§ Brief: Every entry must be copied word for word.
[Start of Material for the task]
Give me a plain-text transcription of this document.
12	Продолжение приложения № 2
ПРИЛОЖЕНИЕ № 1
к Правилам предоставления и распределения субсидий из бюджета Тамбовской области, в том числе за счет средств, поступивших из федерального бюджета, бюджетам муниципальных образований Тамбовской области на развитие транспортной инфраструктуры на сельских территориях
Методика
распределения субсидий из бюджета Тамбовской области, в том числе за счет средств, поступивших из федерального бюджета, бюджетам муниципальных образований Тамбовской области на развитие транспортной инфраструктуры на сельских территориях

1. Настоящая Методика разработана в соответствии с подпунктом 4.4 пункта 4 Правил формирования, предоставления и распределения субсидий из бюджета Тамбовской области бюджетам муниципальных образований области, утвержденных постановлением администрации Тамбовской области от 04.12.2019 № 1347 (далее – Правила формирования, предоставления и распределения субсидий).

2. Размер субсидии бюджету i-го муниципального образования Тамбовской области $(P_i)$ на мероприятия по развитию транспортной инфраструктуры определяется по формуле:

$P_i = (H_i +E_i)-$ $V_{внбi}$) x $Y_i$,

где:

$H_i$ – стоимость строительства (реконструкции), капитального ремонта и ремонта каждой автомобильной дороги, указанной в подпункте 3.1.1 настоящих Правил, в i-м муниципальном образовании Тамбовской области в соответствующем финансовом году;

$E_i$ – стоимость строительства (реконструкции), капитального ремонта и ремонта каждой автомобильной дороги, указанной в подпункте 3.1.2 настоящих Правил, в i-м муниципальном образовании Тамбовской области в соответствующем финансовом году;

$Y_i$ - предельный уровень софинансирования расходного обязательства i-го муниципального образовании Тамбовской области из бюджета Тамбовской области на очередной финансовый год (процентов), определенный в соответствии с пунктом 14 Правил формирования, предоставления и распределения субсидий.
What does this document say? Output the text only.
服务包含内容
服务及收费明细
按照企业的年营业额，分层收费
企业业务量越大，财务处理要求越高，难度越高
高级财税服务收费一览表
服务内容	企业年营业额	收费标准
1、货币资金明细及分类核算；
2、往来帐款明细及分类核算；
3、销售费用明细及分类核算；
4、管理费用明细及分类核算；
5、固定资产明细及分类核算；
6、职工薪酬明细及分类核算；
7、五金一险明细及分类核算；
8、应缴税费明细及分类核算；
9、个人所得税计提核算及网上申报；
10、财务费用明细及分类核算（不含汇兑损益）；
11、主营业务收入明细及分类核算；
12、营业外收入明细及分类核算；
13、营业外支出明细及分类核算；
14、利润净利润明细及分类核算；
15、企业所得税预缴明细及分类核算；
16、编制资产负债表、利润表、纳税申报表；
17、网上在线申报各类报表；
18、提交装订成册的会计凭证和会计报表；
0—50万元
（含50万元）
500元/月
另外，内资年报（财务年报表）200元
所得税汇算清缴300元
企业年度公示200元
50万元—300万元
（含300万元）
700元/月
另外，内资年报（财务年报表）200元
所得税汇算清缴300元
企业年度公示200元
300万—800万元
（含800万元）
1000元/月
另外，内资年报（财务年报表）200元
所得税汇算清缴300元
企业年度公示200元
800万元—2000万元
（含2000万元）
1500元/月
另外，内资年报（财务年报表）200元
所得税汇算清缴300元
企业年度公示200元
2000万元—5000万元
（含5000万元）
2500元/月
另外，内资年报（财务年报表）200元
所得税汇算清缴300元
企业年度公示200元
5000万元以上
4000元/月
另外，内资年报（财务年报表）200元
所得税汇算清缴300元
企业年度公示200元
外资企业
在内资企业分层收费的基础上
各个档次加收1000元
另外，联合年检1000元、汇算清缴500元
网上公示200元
[End of Material for the task]
§ Solution to this problem:
Give me a plain-text transcription of this document.
12	Продолжение приложения № 2
ПРИЛОЖЕНИЕ № 1
к Правилам предоставления и распределения субсидий из бюджета Тамбовской области, в том числе за счет средств, поступивших из федерального бюджета, бюджетам муниципальных образований Тамбовской области на развитие транспортной инфраструктуры на сельских территориях
Методика
распределения субсидий из бюджета Тамбовской области, в том числе за счет средств, поступивших из федерального бюджета, бюджетам муниципальных образований Тамбовской области на развитие транспортной инфраструктуры на сельских территориях

1. Настоящая Методика разработана в соответствии с подпунктом 4.4 пункта 4 Правил формирования, предоставления и распределения субсидий из бюджета Тамбовской области бюджетам муниципальных образований области, утвержденных постановлением администрации Тамбовской области от 04.12.2019 № 1347 (далее – Правила формирования, предоставления и распределения субсидий).

2. Размер субсидии бюджету i-го муниципального образования Тамбовской области $(P_i)$ на мероприятия по развитию транспортной инфраструктуры определяется по формуле:

$P_i = (H_i +E_i)-$ $V_{внбi}$) x $Y_i$,

где:

$H_i$ – стоимость строительства (реконструкции), капитального ремонта и ремонта каждой автомобильной дороги, указанной в подпункте 3.1.1 настоящих Правил, в i-м муниципальном образовании Тамбовской области в соответствующем финансовом году;

$E_i$ – стоимость строительства (реконструкции), капитального ремонта и ремонта каждой автомобильной дороги, указанной в подпункте 3.1.2 настоящих Правил, в i-м муниципальном образовании Тамбовской области в соответствующем финансовом году;

$Y_i$ - предельный уровень софинансирования расходного обязательства i-го муниципального образовании Тамбовской области из бюджета Тамбовской области на очередной финансовый год (процентов), определенный в соответствии с пунктом 14 Правил формирования, предоставления и распределения субсидий.
What does this document say? Output the text only.
服务包含内容
服务及收费明细
按照企业的年营业额，分层收费
企业业务量越大，财务处理要求越高，难度越高
高级财税服务收费一览表
服务内容	企业年营业额	收费标准
1、货币资金明细及分类核算；
2、往来帐款明细及分类核算；
3、销售费用明细及分类核算；
4、管理费用明细及分类核算；
5、固定资产明细及分类核算；
6、职工薪酬明细及分类核算；
7、五金一险明细及分类核算；
8、应缴税费明细及分类核算；
9、个人所得税计提核算及网上申报；
10、财务费用明细及分类核算（不含汇兑损益）；
11、主营业务收入明细及分类核算；
12、营业外收入明细及分类核算；
13、营业外支出明细及分类核算；
14、利润净利润明细及分类核算；
15、企业所得税预缴明细及分类核算；
16、编制资产负债表、利润表、纳税申报表；
17、网上在线申报各类报表；
18、提交装订成册的会计凭证和会计报表；
0—50万元
（含50万元）
500元/月
另外，内资年报（财务年报表）200元
所得税汇算清缴300元
企业年度公示200元
50万元—300万元
（含300万元）
700元/月
另外，内资年报（财务年报表）200元
所得税汇算清缴300元
企业年度公示200元
300万—800万元
（含800万元）
1000元/月
另外，内资年报（财务年报表）200元
所得税汇算清缴300元
企业年度公示200元
800万元—2000万元
（含2000万元）
1500元/月
另外，内资年报（财务年报表）200元
所得税汇算清缴300元
企业年度公示200元
2000万元—5000万元
（含5000万元）
2500元/月
另外，内资年报（财务年报表）200元
所得税汇算清缴300元
企业年度公示200元
5000万元以上
4000元/月
另外，内资年报（财务年报表）200元
所得税汇算清缴300元
企业年度公示200元
外资企业
在内资企业分层收费的基础上
各个档次加收1000元
另外，联合年检1000元、汇算清缴500元
网上公示200元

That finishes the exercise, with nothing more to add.